▶ **Your objective**: List each line of the data that holds the string "comprehensive", please.

──────── Material for this task

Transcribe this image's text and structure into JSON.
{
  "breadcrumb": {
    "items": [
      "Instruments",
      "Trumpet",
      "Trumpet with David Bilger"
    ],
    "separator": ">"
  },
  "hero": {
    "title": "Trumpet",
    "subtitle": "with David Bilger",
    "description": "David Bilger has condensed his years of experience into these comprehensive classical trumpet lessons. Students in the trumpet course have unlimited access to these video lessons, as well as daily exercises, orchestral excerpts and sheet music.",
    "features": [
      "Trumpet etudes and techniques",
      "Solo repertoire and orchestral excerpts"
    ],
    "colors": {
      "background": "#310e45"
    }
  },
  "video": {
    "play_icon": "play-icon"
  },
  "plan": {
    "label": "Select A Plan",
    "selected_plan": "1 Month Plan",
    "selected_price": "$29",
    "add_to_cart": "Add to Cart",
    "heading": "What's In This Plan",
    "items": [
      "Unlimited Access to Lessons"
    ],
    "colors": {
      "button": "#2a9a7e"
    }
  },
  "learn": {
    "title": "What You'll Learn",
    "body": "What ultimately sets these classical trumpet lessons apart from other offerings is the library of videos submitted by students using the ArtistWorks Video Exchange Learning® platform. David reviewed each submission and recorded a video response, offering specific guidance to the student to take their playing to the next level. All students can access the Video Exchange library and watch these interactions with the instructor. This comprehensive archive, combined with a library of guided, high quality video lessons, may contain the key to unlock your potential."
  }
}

────────────────

▶ **Final result**:
    "description": "David Bilger has condensed his years of experience into these comprehensive classical trumpet lessons. Students in the trumpet course have unlimited access to these video lessons, as well as daily exercises, orchestral excerpts and sheet music.",
    "body": "What ultimately sets these classical trumpet lessons apart from other offerings is the library of videos submitted by students using the ArtistWorks Video Exchange Learning® platform. David reviewed each submission and recorded a video response, offering specific guidance to the student to take their playing to the next level. All students can access the Video Exchange library and watch these interactions with the instructor. This comprehensive archive, combined with a library of guided, high quality video lessons, may contain the key to unlock your potential."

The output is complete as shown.